-- Task goal --
Scan the listing below and copy every line holding "euro".

Data extracted from a collection:
** start **
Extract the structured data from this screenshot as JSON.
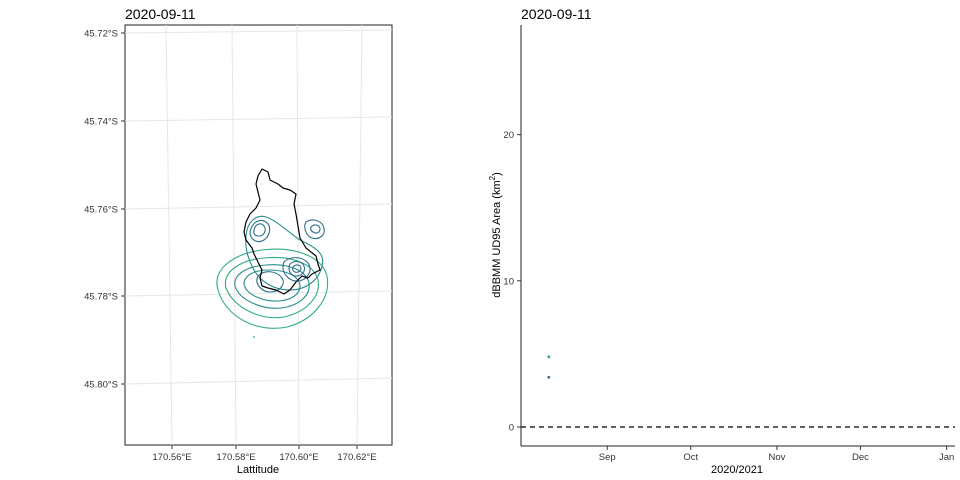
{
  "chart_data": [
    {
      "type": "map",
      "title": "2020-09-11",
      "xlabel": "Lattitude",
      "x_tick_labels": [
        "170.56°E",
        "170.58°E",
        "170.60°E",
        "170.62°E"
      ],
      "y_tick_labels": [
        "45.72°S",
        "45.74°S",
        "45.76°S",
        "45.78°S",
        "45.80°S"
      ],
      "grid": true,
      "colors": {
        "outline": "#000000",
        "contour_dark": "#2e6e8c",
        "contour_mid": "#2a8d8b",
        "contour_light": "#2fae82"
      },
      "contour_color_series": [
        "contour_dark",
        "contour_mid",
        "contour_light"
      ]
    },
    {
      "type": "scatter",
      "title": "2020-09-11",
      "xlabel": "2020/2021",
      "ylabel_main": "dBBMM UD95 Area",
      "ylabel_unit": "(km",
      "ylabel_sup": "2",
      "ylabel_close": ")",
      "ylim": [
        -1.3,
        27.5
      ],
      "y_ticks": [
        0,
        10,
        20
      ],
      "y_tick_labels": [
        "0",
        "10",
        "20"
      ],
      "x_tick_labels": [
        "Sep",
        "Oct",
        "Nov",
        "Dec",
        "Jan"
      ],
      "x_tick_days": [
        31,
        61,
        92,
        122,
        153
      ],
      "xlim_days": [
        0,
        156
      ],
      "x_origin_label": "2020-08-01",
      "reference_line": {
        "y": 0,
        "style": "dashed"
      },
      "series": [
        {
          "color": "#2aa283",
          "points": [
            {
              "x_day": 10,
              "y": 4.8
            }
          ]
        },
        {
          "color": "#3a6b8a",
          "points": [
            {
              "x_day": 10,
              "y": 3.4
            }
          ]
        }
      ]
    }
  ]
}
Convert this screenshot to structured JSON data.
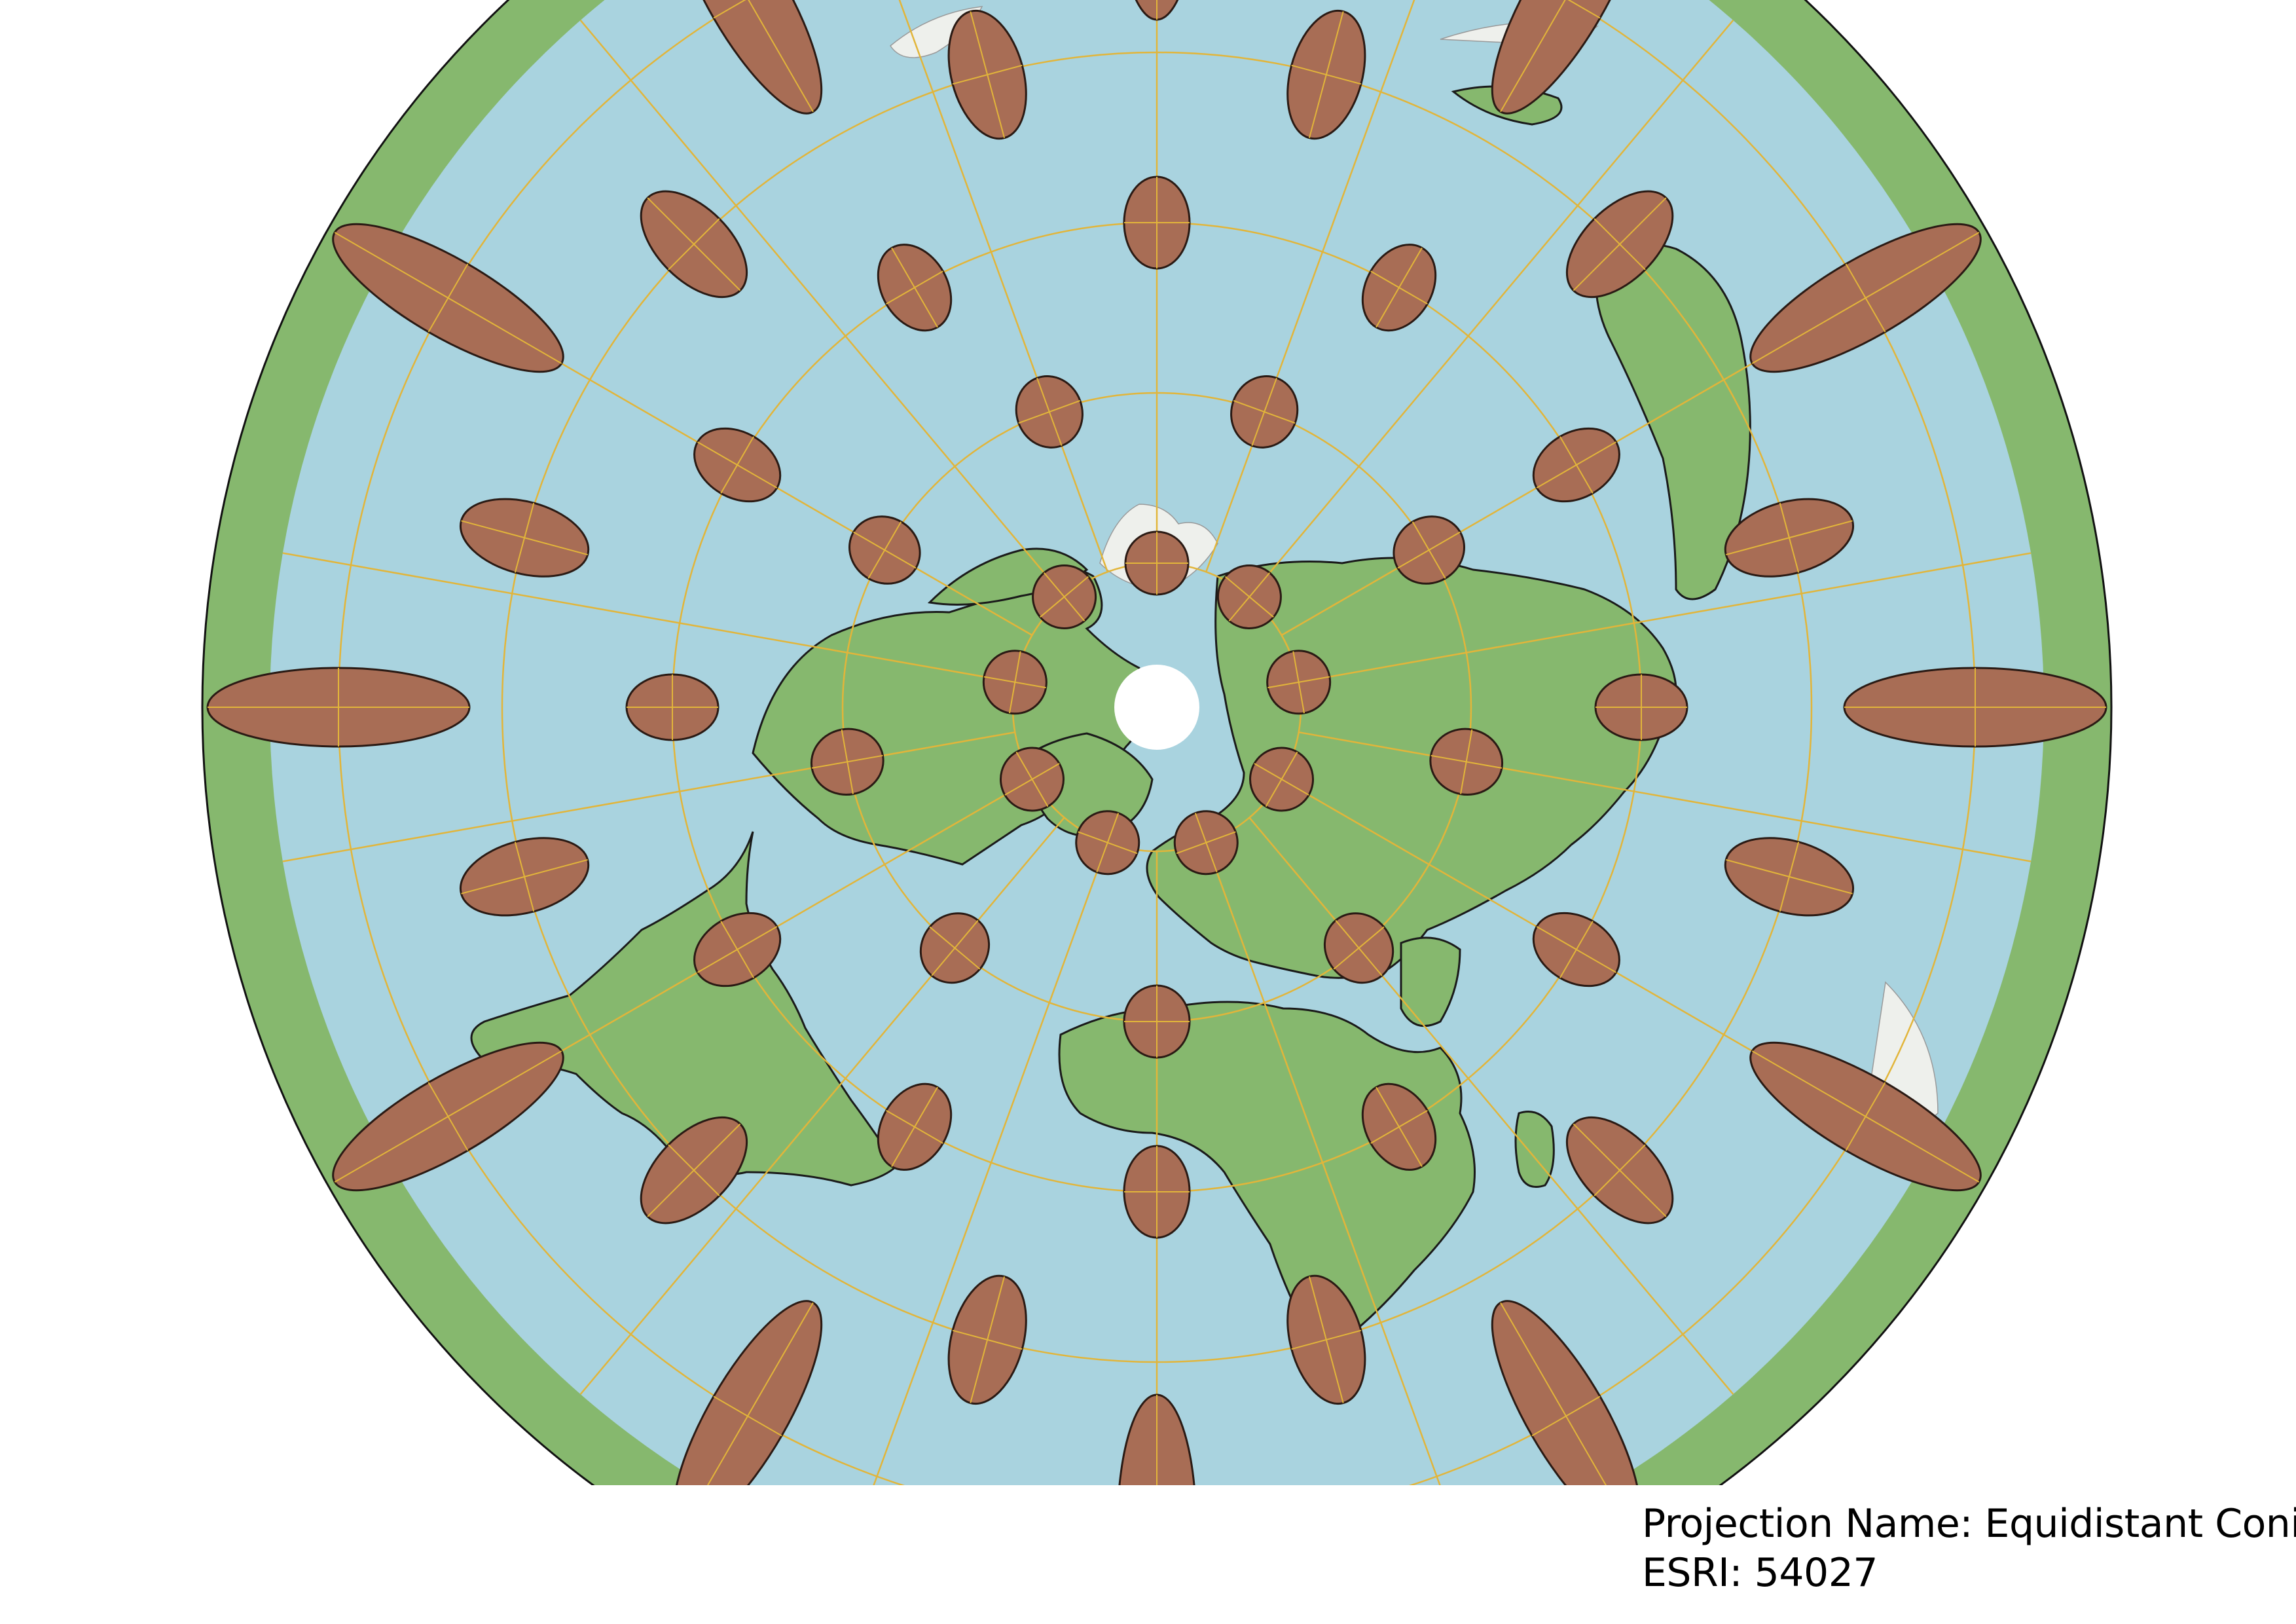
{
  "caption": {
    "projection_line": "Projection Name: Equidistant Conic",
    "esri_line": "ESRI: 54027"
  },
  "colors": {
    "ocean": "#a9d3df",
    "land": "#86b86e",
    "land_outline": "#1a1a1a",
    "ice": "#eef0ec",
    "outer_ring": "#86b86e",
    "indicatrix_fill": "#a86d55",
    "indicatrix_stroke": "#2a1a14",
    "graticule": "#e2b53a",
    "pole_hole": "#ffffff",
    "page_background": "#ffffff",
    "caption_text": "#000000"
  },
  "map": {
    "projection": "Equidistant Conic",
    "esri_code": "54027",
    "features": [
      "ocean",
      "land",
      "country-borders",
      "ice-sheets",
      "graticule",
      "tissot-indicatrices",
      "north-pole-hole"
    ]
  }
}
** end **
** start **
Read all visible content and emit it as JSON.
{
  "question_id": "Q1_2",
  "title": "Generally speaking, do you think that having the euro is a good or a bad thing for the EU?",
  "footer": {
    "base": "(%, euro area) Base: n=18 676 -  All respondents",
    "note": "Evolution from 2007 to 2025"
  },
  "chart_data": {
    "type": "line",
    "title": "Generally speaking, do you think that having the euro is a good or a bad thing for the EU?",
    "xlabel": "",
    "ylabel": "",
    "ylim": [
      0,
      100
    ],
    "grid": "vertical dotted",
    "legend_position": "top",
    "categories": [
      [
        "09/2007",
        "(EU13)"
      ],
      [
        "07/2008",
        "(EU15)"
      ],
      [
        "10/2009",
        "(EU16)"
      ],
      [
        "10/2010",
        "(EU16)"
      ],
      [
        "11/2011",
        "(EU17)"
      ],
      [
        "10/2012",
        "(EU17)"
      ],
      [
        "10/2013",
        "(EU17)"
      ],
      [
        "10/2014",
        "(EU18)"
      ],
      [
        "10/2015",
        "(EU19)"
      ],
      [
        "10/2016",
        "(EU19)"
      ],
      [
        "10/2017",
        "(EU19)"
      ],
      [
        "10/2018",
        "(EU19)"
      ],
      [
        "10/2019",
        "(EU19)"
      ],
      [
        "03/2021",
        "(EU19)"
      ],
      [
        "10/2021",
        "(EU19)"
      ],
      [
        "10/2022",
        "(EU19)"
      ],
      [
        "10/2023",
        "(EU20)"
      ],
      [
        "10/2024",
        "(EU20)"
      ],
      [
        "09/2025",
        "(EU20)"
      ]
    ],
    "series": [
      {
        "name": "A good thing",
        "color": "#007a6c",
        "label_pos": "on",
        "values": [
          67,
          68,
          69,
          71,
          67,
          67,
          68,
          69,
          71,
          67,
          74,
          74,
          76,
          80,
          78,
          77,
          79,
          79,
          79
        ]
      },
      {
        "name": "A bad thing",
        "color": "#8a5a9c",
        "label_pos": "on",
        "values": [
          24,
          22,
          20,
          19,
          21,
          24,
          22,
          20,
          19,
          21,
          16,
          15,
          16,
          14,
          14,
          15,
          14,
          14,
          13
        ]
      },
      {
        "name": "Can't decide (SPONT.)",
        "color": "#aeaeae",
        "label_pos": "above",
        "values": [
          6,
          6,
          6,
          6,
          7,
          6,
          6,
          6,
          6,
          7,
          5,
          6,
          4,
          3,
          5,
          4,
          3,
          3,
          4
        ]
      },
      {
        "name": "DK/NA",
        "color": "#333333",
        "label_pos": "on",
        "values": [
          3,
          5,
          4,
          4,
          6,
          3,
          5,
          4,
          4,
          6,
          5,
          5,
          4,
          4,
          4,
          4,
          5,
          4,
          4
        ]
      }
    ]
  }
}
** end **
-- Exercise output --
  "title": "Generally speaking, do you think that having the euro is a good or a bad thing for the EU?",
    "base": "(%, euro area) Base: n=18 676 -  All respondents",
    "title": "Generally speaking, do you think that having the euro is a good or a bad thing for the EU?",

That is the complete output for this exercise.